Roles & Permissions

Managing access through roles and rights.

The Data Mesh Manager implements role-based access control (RBAC).

An organization is a logical unit (tenant) that covers the data mesh of a company. To implement different environments, e.g. development and production, we recommend creating a separate organization for each environment.

The Data Mesh Manager offers the following roles for all users that are part of an organization:

Organization Roles

A user can be assigned to one or more organizations. A user is either a member or an owner of an organization.

Organization Member (Basic Role)
- can view data products, data contracts, and policies
- can request access for themselves
Organization Owner (Admin Role)
- can view, create, edit, and delete everything
- can edit organization members (invite new members, remove members, change roles)
- can create and delete domains and teams
- can create API keys that have the same rights as an organization owner
- can create API keys that have the same rights as a team owner

Team Roles

An Organization Member or Organization Owner can be assigned to one or more domains or teams. Resources (data products, data contracts, definitions, ...) are owned by domains and teams.

> Data to examine:
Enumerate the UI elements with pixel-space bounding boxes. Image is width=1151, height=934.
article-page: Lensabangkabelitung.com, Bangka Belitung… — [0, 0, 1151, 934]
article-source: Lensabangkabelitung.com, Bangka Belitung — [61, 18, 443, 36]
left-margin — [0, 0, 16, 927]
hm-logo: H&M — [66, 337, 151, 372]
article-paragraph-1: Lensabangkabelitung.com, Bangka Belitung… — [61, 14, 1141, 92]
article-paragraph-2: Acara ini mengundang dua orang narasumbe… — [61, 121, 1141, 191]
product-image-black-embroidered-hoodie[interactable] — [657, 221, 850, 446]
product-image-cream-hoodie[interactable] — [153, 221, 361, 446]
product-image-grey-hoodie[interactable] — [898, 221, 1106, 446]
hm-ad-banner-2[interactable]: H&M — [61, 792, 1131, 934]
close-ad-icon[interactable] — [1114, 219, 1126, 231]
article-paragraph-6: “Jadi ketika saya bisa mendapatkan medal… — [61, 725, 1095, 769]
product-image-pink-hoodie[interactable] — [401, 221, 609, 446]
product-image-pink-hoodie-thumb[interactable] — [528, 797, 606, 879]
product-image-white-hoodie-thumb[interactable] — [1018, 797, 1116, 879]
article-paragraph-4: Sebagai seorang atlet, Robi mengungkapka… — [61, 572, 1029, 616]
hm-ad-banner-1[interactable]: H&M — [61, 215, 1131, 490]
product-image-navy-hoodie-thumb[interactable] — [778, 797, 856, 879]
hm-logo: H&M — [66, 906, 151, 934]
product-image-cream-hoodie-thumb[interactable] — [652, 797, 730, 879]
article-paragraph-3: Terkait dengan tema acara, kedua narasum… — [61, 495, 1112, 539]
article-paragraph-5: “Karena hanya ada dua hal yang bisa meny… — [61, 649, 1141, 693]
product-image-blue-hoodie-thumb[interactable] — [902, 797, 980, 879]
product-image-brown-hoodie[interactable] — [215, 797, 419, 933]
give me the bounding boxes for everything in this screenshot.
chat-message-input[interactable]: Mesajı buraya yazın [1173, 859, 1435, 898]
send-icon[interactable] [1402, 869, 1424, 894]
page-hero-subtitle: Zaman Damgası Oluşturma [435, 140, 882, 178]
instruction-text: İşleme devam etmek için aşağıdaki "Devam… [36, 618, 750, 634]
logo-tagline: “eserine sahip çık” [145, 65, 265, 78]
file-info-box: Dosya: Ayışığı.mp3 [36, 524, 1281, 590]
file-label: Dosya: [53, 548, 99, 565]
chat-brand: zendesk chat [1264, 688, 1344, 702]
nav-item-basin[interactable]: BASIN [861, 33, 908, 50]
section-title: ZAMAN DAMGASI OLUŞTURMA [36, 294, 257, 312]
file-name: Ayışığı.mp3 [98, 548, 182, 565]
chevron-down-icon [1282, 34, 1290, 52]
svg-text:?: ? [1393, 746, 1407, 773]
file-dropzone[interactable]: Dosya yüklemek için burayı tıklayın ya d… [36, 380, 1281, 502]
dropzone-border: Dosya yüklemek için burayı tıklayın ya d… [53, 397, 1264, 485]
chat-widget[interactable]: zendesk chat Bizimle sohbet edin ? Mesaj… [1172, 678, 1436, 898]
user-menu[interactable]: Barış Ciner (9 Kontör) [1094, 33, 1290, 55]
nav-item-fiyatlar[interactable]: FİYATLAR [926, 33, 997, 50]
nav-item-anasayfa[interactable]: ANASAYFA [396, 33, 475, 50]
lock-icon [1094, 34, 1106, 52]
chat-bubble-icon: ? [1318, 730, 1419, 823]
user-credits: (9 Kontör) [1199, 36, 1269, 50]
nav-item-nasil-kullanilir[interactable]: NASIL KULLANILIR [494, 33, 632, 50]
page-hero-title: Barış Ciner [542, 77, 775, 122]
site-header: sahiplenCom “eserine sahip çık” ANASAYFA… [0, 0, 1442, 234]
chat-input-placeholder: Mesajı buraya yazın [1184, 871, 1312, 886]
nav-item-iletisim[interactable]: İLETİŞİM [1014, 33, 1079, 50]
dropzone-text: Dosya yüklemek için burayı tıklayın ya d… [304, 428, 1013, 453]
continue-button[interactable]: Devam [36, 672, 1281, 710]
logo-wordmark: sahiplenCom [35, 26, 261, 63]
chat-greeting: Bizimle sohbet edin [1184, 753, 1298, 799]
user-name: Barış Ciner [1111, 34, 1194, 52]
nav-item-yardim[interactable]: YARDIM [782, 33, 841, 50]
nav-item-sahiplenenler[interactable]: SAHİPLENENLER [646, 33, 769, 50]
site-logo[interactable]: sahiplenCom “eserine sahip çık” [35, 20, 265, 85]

> Your tasks:
(1) According to the roles and permissions text, what is recommended for implementing different environments such as development and production?
(2) Retype the roles and permissions text, starting with "Organization Roles" and going on through "Member (Basic Role)".
(3) Extend the roles and permissions text from where it stops.
The items have nothing to do with anything asked here.

> Results:
(1) Creating a separate organization for each environment.

(2)
Organization Roles

A user can be assigned to one or more organizations. A user is either a member or an owner of an organization.

Organization Member (Basic Role)

(3)
A team member has one of the following roles:

Owner
Approver
Editor
Member
Steward

Each of these roles has different permissions for resources owned by the team:

Permissions	Owner	Approver	Editor	Member	Steward
Can edit team members	✅
Can create subteam	✅
Can edit owned data resources	✅	✅	✅
Can request access (as consumer)	✅	✅	✅	✅
Can edit requested access (as consumer)	✅	✅	✅		✅
Can approve access and edit (as provider)	✅	✅			✅

Roles are inherited along the domain & team hierarchy. For example, a user who is Owner of a domain is also Owner of all teams within that domain.

There is a special case with the Team "Governance Group". This group owns by convention all policies. That's why members with the role "Editor", "Approver", or "Owner" can edit the policies.